▸ Selected excerpt:
• • • • • • •

Review: LITTLE TULIP by Jerome Charyn and François Boucq

LITTLE TULIP by Jerome Charyn and François Boucq

LITTLE TULIP, a graphic novel recently reissued by Dover Publications, by Jerome Charyn and François Boucq, is definitely not something that is cooked up overnight. No, on the contrary, like anything worthwhile, this is a work that is carefully constructed with meticulous precision. It only looks effortless, and it is the sort of comics that I prefer.

Paul, the master, teaches Azami, the apprentice.

This graphic novel immerses the reader in Soviet prison tattoo culture. Within the Russian underground community, these unique tattoos formed a service record of a criminal’s transgressions. Skulls denoted a criminal authority. A cat represented a thief. And, in the case of our story, a tulip represented a young person joining the ranks of a gang. Today, these same tattoos have become fashion statements because of their mystery and fierce beauty. They were, then and now, a way to step beyond the ordinary. For our main character, Paul, they were also a way to step beyond the horrors of the gulag.

Page from LITTLE TULIP: New York City, 1970

Our present setting is New York City, 1970. There is a serial killer on the loose. Paul runs his own tattoo shop and is also a police sketch artist. His work with the police is more than just a gig but a calling, a way to seek justice. Not only does Paul have that uncanny ability to render a likeness based upon a witness’s verbal description, he also has a sixth sense about criminals. He will often act as a medium for hard to crack cases. There may be honor among thieves but, for Paul, there are crimes that compel no mercy.

• • • • • • •

▸ Directions:
1 - Rewrite the paragraph of the review that begins "This graphic novel immerses the reader" as a short bulleted list of its main facts.
2 - Copy the records from the first line through the line containing "scroll-right-icon[interactable]: ▶ [1604, 329, 1616, 349]".
The review and the records have nothing to do with each other.

• • • • • • •

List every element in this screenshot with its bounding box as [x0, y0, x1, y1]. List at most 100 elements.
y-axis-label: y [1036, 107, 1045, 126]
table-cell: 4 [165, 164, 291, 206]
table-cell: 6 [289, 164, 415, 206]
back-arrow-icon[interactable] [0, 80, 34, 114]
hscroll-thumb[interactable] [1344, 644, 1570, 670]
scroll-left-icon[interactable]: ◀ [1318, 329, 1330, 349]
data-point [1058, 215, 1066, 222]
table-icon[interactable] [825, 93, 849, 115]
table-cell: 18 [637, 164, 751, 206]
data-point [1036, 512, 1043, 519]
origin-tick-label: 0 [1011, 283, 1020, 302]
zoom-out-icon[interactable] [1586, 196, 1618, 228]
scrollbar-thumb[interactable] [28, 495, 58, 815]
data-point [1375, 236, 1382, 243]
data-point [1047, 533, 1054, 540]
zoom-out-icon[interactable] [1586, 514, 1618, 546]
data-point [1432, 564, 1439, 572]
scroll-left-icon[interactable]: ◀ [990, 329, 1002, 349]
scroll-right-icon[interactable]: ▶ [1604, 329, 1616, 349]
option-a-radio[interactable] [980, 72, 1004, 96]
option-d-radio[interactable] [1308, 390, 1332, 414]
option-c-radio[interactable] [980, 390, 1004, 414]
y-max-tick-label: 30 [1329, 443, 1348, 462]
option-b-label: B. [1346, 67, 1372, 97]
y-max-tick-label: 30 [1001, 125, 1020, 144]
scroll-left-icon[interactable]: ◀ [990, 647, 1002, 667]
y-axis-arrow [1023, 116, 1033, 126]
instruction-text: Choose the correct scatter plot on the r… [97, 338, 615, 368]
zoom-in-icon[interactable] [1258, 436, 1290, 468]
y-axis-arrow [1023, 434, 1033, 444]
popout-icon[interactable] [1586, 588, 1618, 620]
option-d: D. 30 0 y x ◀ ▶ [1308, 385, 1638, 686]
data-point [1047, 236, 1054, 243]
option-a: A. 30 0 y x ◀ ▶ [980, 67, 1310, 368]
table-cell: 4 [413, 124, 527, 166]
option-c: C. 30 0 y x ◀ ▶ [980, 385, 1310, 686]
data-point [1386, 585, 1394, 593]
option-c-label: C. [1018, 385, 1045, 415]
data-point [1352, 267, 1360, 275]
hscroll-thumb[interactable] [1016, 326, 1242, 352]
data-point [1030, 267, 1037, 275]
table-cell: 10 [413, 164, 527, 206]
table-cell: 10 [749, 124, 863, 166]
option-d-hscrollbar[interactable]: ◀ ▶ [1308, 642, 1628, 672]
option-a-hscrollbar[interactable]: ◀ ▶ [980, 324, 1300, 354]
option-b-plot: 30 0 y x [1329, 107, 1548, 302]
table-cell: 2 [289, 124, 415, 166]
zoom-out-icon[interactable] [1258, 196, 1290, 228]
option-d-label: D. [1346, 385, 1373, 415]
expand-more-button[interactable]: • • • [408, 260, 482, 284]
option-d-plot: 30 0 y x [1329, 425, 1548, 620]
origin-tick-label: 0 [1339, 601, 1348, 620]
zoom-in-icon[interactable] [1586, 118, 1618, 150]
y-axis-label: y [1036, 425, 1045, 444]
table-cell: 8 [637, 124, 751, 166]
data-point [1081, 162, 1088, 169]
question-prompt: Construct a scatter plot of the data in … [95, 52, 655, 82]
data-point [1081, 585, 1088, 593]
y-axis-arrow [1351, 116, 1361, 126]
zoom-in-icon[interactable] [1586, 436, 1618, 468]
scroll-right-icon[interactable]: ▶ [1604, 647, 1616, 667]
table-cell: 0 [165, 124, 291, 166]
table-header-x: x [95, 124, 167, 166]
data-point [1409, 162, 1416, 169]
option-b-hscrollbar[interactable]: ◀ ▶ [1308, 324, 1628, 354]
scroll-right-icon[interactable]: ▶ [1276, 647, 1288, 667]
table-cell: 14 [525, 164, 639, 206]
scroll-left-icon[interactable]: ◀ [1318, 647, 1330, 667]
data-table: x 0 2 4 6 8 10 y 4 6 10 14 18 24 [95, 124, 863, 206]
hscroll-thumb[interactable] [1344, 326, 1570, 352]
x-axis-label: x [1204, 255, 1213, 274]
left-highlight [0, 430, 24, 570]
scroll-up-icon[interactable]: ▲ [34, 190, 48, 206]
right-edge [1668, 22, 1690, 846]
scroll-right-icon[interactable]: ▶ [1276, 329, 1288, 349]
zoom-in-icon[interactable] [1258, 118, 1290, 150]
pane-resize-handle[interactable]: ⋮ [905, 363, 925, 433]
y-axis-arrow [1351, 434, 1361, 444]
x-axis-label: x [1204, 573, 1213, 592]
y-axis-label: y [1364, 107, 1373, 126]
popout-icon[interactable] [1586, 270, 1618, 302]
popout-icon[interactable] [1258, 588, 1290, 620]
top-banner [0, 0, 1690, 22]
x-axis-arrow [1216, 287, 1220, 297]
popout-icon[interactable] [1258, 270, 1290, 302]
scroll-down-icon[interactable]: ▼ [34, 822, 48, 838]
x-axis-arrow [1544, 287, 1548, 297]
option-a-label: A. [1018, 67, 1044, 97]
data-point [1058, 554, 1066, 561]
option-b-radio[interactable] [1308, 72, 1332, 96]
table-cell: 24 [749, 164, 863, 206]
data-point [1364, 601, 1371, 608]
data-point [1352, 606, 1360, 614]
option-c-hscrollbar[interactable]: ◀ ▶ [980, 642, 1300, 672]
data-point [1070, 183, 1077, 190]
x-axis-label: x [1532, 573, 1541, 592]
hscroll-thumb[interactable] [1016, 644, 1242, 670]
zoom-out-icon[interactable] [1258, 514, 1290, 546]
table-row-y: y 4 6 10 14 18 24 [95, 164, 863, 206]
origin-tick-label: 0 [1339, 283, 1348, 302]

• • • • • • •

▸ Answers to the tasks:
1 -
- The graphic novel is set in the world of Soviet prison tattoos.
- In the Russian underground, these tattoos recorded a criminal's offenses.
- Skulls marked a criminal authority, a cat marked a thief, and a tulip marked a young person joining a gang.
- Today the tattoos are fashion statements because of their mystery and fierce beauty.
- They have always been a way to step beyond the ordinary.
- For Paul, the main character, they were also a way to step beyond the horrors of the gulag.

2 -
List every element in this screenshot with its bounding box as [x0, y0, x1, y1]. List at most 100 elements.
y-axis-label: y [1036, 107, 1045, 126]
table-cell: 4 [165, 164, 291, 206]
table-cell: 6 [289, 164, 415, 206]
back-arrow-icon[interactable] [0, 80, 34, 114]
hscroll-thumb[interactable] [1344, 644, 1570, 670]
scroll-left-icon[interactable]: ◀ [1318, 329, 1330, 349]
data-point [1058, 215, 1066, 222]
table-icon[interactable] [825, 93, 849, 115]
table-cell: 18 [637, 164, 751, 206]
data-point [1036, 512, 1043, 519]
origin-tick-label: 0 [1011, 283, 1020, 302]
zoom-out-icon[interactable] [1586, 196, 1618, 228]
scrollbar-thumb[interactable] [28, 495, 58, 815]
data-point [1375, 236, 1382, 243]
data-point [1047, 533, 1054, 540]
zoom-out-icon[interactable] [1586, 514, 1618, 546]
data-point [1432, 564, 1439, 572]
scroll-left-icon[interactable]: ◀ [990, 329, 1002, 349]
scroll-right-icon[interactable]: ▶ [1604, 329, 1616, 349]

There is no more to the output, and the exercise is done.